* REQUIREMENTS *
Leave out the pictures and return every entry exactly as it appears.

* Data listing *
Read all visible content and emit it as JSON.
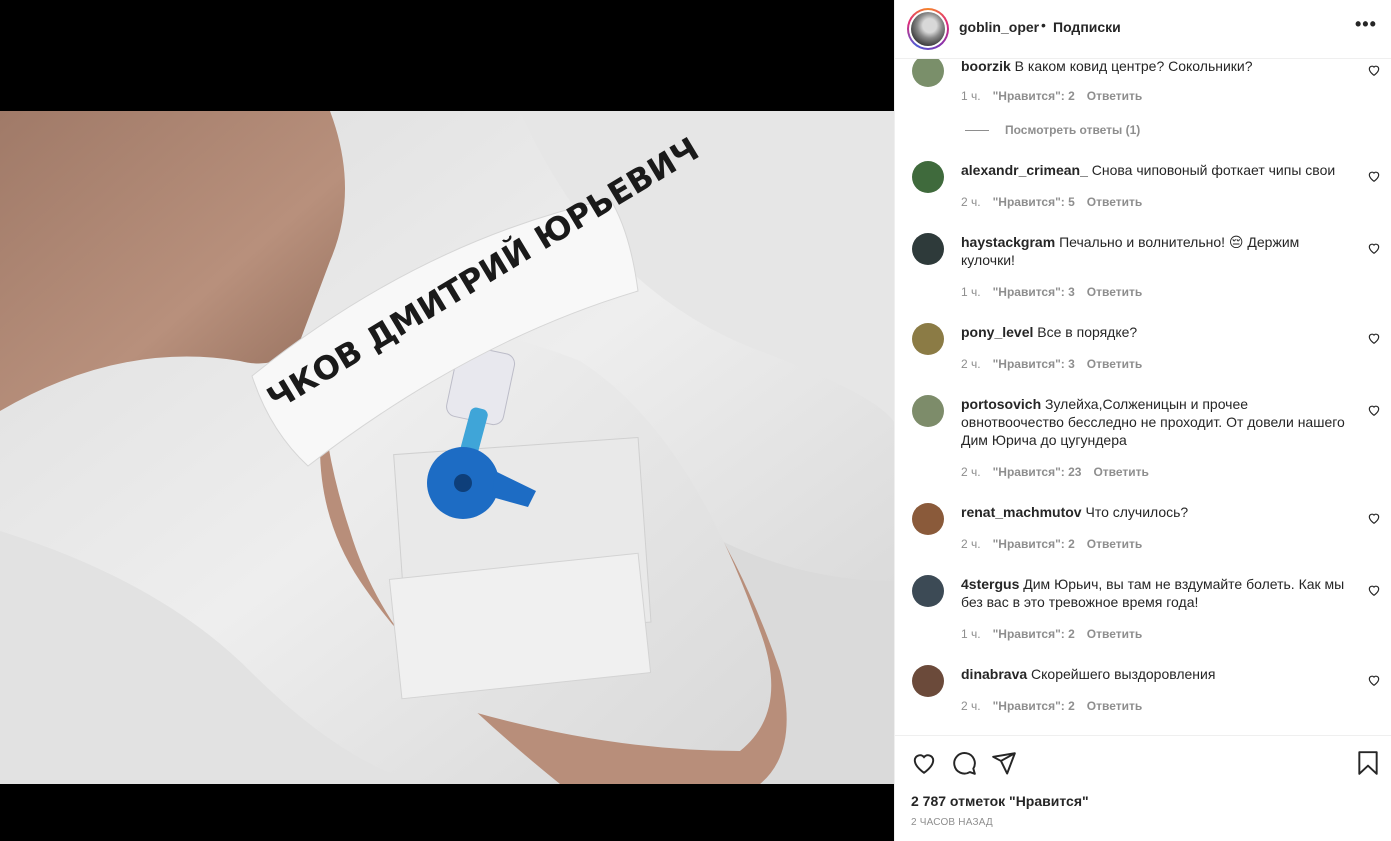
{
  "post": {
    "wristband_text": "ЧКОВ ДМИТРИЙ ЮРЬЕВИЧ"
  },
  "header": {
    "username": "goblin_oper",
    "separator": "•",
    "follow_label": "Подписки",
    "more_icon": "more-horizontal-icon"
  },
  "comments": [
    {
      "user": "boorzik",
      "text": "В каком ковид центре? Сокольники?",
      "time": "1 ч.",
      "likes": "\"Нравится\": 2",
      "reply": "Ответить",
      "avatar_color": "#7a8f6a",
      "view_replies": "Посмотреть ответы (1)"
    },
    {
      "user": "alexandr_crimean_",
      "text": "Снова чиповоный фоткает чипы свои",
      "time": "2 ч.",
      "likes": "\"Нравится\": 5",
      "reply": "Ответить",
      "avatar_color": "#3f6a3c"
    },
    {
      "user": "haystackgram",
      "text": "Печально и волнительно! 😔 Держим кулочки!",
      "time": "1 ч.",
      "likes": "\"Нравится\": 3",
      "reply": "Ответить",
      "avatar_color": "#2e3a3a"
    },
    {
      "user": "pony_level",
      "text": "Все в порядке?",
      "time": "2 ч.",
      "likes": "\"Нравится\": 3",
      "reply": "Ответить",
      "avatar_color": "#8b7b45"
    },
    {
      "user": "portosovich",
      "text": "Зулейха,Солженицын и прочее овнотвоочество бесследно не проходит. От довели нашего Дим Юрича до цугундера",
      "time": "2 ч.",
      "likes": "\"Нравится\": 23",
      "reply": "Ответить",
      "avatar_color": "#7d8c6a"
    },
    {
      "user": "renat_machmutov",
      "text": "Что случилось?",
      "time": "2 ч.",
      "likes": "\"Нравится\": 2",
      "reply": "Ответить",
      "avatar_color": "#8a5a3a"
    },
    {
      "user": "4stergus",
      "text": "Дим Юрьич, вы там не вздумайте болеть. Как мы без вас в это тревожное время года!",
      "time": "1 ч.",
      "likes": "\"Нравится\": 2",
      "reply": "Ответить",
      "avatar_color": "#3c4a55"
    },
    {
      "user": "dinabrava",
      "text": "Скорейшего выздоровления",
      "time": "2 ч.",
      "likes": "\"Нравится\": 2",
      "reply": "Ответить",
      "avatar_color": "#6b4a3a"
    }
  ],
  "actions": {
    "like_icon": "heart-icon",
    "comment_icon": "comment-icon",
    "share_icon": "send-icon",
    "save_icon": "bookmark-icon",
    "likes_count": "2 787 отметок \"Нравится\"",
    "posted_time": "2 ЧАСОВ НАЗАД"
  }
}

* COMPLETE RESPONSE *
Read all visible content and emit it as JSON.
{
  "post": {
    "wristband_text": "ЧКОВ ДМИТРИЙ ЮРЬЕВИЧ"
  },
  "header": {
    "username": "goblin_oper",
    "separator": "•",
    "follow_label": "Подписки",
    "more_icon": "more-horizontal-icon"
  },
  "comments": [
    {
      "user": "boorzik",
      "text": "В каком ковид центре? Сокольники?",
      "time": "1 ч.",
      "likes": "\"Нравится\": 2",
      "reply": "Ответить",
      "avatar_color": "#7a8f6a",
      "view_replies": "Посмотреть ответы (1)"
    },
    {
      "user": "alexandr_crimean_",
      "text": "Снова чиповоный фоткает чипы свои",
      "time": "2 ч.",
      "likes": "\"Нравится\": 5",
      "reply": "Ответить",
      "avatar_color": "#3f6a3c"
    },
    {
      "user": "haystackgram",
      "text": "Печально и волнительно! 😔 Держим кулочки!",
      "time": "1 ч.",
      "likes": "\"Нравится\": 3",
      "reply": "Ответить",
      "avatar_color": "#2e3a3a"
    },
    {
      "user": "pony_level",
      "text": "Все в порядке?",
      "time": "2 ч.",
      "likes": "\"Нравится\": 3",
      "reply": "Ответить",
      "avatar_color": "#8b7b45"
    },
    {
      "user": "portosovich",
      "text": "Зулейха,Солженицын и прочее овнотвоочество бесследно не проходит. От довели нашего Дим Юрича до цугундера",
      "time": "2 ч.",
      "likes": "\"Нравится\": 23",
      "reply": "Ответить",
      "avatar_color": "#7d8c6a"
    },
    {
      "user": "renat_machmutov",
      "text": "Что случилось?",
      "time": "2 ч.",
      "likes": "\"Нравится\": 2",
      "reply": "Ответить",
      "avatar_color": "#8a5a3a"
    },
    {
      "user": "4stergus",
      "text": "Дим Юрьич, вы там не вздумайте болеть. Как мы без вас в это тревожное время года!",
      "time": "1 ч.",
      "likes": "\"Нравится\": 2",
      "reply": "Ответить",
      "avatar_color": "#3c4a55"
    },
    {
      "user": "dinabrava",
      "text": "Скорейшего выздоровления",
      "time": "2 ч.",
      "likes": "\"Нравится\": 2",
      "reply": "Ответить",
      "avatar_color": "#6b4a3a"
    }
  ],
  "actions": {
    "like_icon": "heart-icon",
    "comment_icon": "comment-icon",
    "share_icon": "send-icon",
    "save_icon": "bookmark-icon",
    "likes_count": "2 787 отметок \"Нравится\"",
    "posted_time": "2 ЧАСОВ НАЗАД"
  }
}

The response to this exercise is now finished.